SET EXERCISE 1 →
Copy out the rows starting at the one that contains "x-tick-label: 30万: [73, 424, 91, 433]" and ending at the one that contains "y-tick-label: 80: [4, 127, 14, 136]", including both of those rows.

— BEGIN READING PASSAGE —

Random Forest Regressor

Estimator

class RandomForestRegressor(override val uid: String)
  extends Regressor[Vector, RandomForestRegressor, RandomForestRegressionModel]
  with RandomForestRegressorParams with DefaultParamsWritable {

  def this() = this(Identifiable.randomUID("rfr"))

  def setNumTrees(value: Int): RandomForestRegressor
  def setMaxDepth(value: Int): RandomForestRegressor
  def setMaxBins(value: Int): RandomForestRegressor
  def setMinInstancesPerNode(value: Int): RandomForestRegressor
  def setMinInfoGain(value: Double): RandomForestRegressor
  def setMaxMemoryInMB(value: Int): RandomForestRegressor
  def setCacheNodeIds(value: Boolean): RandomForestRegressor
  def setCheckpointInterval(value: Int): RandomForestRegressor
  def setImpurity(value: String): RandomForestRegressor
  def setSubsamplingRate(value: Double): RandomForestRegressor
  def setSeed(value: Long): RandomForestRegressor
  def setFeatureSubsetStrategy(value: String): RandomForestRegressor

  override def fit(dataset: Dataset[_]): RandomForestRegressionModel
  override def copy(extra: ParamMap): RandomForestRegressor
}

Model

class RandomForestRegressionModel(override val uid: String, private val _trees: Array[DecisionTreeRegressionModel],
                                 val numFeatures: Int)

— END READING PASSAGE —

SET EXERCISE 2 →
In the random forest regressor code, what string does the no-argument constructor pass to Identifiable.randomUID?

— BEGIN DATASET ENTRIES —

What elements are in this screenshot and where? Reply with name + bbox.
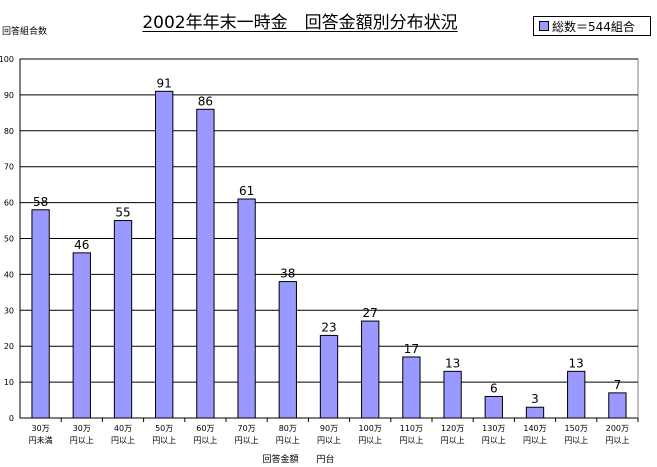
x-tick-label: 30万: [73, 424, 91, 433]
data-label: 23: [321, 320, 336, 334]
data-label: 61: [239, 184, 254, 198]
x-tick-label: 円以上: [441, 436, 465, 445]
data-label: 38: [280, 267, 295, 281]
y-tick-label: 60: [4, 199, 14, 208]
x-tick-label: 150万: [565, 424, 588, 433]
x-tick-label: 円以上: [564, 436, 588, 445]
data-label: 27: [363, 306, 378, 320]
y-tick-label: 0: [9, 414, 14, 423]
y-tick-label: 80: [4, 127, 14, 136]
x-tick-label: 円以上: [482, 436, 506, 445]
x-tick-label: 140万: [523, 424, 546, 433]
x-tick-label: 130万: [482, 424, 505, 433]
x-tick-label: 50万: [155, 424, 173, 433]
x-tick-label: 円以上: [152, 436, 176, 445]
x-tick-label: 60万: [196, 424, 214, 433]
y-tick-label: 100: [0, 55, 14, 64]
x-tick-label: 円以上: [235, 436, 259, 445]
bar: [31, 209, 50, 419]
y-tick-label: 90: [4, 91, 14, 100]
y-tick-label: 50: [4, 235, 14, 244]
bar: [113, 220, 133, 419]
x-tick-label: 円以上: [358, 436, 382, 445]
x-tick-label: 円以上: [70, 436, 94, 445]
bar: [319, 334, 339, 419]
x-tick-label: 70万: [238, 424, 256, 433]
x-tick-label: 円以上: [276, 436, 300, 445]
data-label: 13: [569, 356, 584, 370]
x-tick-label: 円以上: [523, 436, 547, 445]
legend-label: 総数＝544組合: [552, 19, 635, 34]
x-tick-label: 80万: [279, 424, 297, 433]
y-axis-label: 回答組合数: [2, 27, 48, 37]
data-label: 86: [198, 94, 213, 108]
bar: [567, 370, 586, 419]
x-tick-label: 円未満: [29, 435, 53, 445]
bar: [361, 320, 380, 419]
bar: [237, 198, 256, 419]
x-tick-label: 120万: [441, 424, 464, 433]
data-label: 3: [531, 392, 539, 406]
bar: [155, 90, 174, 419]
bar: [484, 395, 503, 419]
bar: [278, 281, 297, 419]
x-tick-label: 円以上: [605, 436, 629, 445]
data-label: 58: [33, 195, 48, 209]
bar: [196, 108, 215, 419]
x-tick-label: 90万: [320, 424, 338, 433]
legend-swatch: [539, 21, 549, 31]
data-label: 13: [445, 356, 460, 370]
y-tick-label: 40: [4, 270, 14, 279]
data-label: 91: [157, 76, 172, 90]
x-tick-label: 110万: [400, 424, 423, 433]
x-tick-label: 40万: [114, 424, 132, 433]
x-tick-label: 200万: [606, 424, 629, 433]
data-label: 17: [404, 342, 419, 356]
y-tick-label: 20: [4, 342, 14, 351]
chart-legend: 総数＝544組合: [533, 16, 651, 36]
bar: [443, 370, 462, 419]
data-label: 6: [490, 381, 498, 395]
chart-title: 2002年年末一時金 回答金額別分布状況: [142, 13, 458, 33]
bar: [402, 356, 421, 419]
x-tick-label: 円以上: [399, 436, 423, 445]
data-label: 7: [614, 378, 622, 392]
x-tick-label: 円以上: [317, 436, 341, 445]
x-tick-label: 30万: [32, 424, 50, 433]
x-tick-label: 円以上: [193, 436, 217, 445]
y-tick-label: 10: [4, 378, 14, 387]
bar: [608, 392, 627, 419]
data-label: 55: [115, 206, 130, 220]
y-tick-label: 30: [4, 306, 14, 315]
x-tick-label: 100万: [359, 424, 382, 433]
bar: [525, 406, 545, 419]
x-axis-label: 回答金額 円台: [262, 455, 335, 465]
data-label: 46: [74, 238, 89, 252]
bar: [72, 252, 91, 419]
x-tick-label: 円以上: [111, 436, 135, 445]
y-tick-label: 70: [4, 163, 14, 172]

— END DATASET ENTRIES —

FINAL RESULT 1 →
x-tick-label: 30万: [73, 424, 91, 433]
data-label: 23: [321, 320, 336, 334]
data-label: 61: [239, 184, 254, 198]
x-tick-label: 円以上: [441, 436, 465, 445]
data-label: 38: [280, 267, 295, 281]
y-tick-label: 60: [4, 199, 14, 208]
x-tick-label: 150万: [565, 424, 588, 433]
x-tick-label: 円以上: [564, 436, 588, 445]
data-label: 27: [363, 306, 378, 320]
y-tick-label: 0: [9, 414, 14, 423]
y-tick-label: 80: [4, 127, 14, 136]

FINAL RESULT 2 →
"rfr"